--- Written task ---
Return the complete listing that follows, with each line reproduced exactly.

--- Data excerpts ---

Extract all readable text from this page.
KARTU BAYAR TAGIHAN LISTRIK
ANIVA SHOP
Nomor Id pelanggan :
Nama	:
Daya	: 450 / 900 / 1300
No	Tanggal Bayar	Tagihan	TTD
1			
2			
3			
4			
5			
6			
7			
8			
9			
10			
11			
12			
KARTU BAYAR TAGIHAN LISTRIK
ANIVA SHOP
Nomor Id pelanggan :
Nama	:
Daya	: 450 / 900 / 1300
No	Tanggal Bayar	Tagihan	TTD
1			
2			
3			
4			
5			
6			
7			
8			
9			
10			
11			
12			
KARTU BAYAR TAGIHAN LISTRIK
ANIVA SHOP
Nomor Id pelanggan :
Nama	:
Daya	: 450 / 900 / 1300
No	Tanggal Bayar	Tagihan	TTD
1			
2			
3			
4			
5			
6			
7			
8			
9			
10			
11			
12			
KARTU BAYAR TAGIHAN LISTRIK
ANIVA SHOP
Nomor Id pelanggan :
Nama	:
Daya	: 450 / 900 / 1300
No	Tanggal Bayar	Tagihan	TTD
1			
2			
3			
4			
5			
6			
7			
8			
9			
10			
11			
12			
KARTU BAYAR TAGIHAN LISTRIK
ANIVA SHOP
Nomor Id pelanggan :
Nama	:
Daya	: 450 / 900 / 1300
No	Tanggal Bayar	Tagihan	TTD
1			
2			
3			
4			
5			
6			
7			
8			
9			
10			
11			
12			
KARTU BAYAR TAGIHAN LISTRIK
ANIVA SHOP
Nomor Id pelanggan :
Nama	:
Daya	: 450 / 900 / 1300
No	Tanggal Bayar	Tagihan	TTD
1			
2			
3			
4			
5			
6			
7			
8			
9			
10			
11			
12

--- Output for this task ---
Extract all readable text from this page.
KARTU BAYAR TAGIHAN LISTRIK
ANIVA SHOP
Nomor Id pelanggan :
Nama	:
Daya	: 450 / 900 / 1300
No	Tanggal Bayar	Tagihan	TTD
1			
2			
3			
4			
5			
6			
7			
8			
9			
10			
11			
12			
KARTU BAYAR TAGIHAN LISTRIK
ANIVA SHOP
Nomor Id pelanggan :
Nama	:
Daya	: 450 / 900 / 1300
No	Tanggal Bayar	Tagihan	TTD
1			
2			
3			
4			
5			
6			
7			
8			
9			
10			
11			
12			
KARTU BAYAR TAGIHAN LISTRIK
ANIVA SHOP
Nomor Id pelanggan :
Nama	:
Daya	: 450 / 900 / 1300
No	Tanggal Bayar	Tagihan	TTD
1			
2			
3			
4			
5			
6			
7			
8			
9			
10			
11			
12			
KARTU BAYAR TAGIHAN LISTRIK
ANIVA SHOP
Nomor Id pelanggan :
Nama	:
Daya	: 450 / 900 / 1300
No	Tanggal Bayar	Tagihan	TTD
1			
2			
3			
4			
5			
6			
7			
8			
9			
10			
11			
12			
KARTU BAYAR TAGIHAN LISTRIK
ANIVA SHOP
Nomor Id pelanggan :
Nama	:
Daya	: 450 / 900 / 1300
No	Tanggal Bayar	Tagihan	TTD
1			
2			
3			
4			
5			
6			
7			
8			
9			
10			
11			
12			
KARTU BAYAR TAGIHAN LISTRIK
ANIVA SHOP
Nomor Id pelanggan :
Nama	:
Daya	: 450 / 900 / 1300
No	Tanggal Bayar	Tagihan	TTD
1			
2			
3			
4			
5			
6			
7			
8			
9			
10			
11			
12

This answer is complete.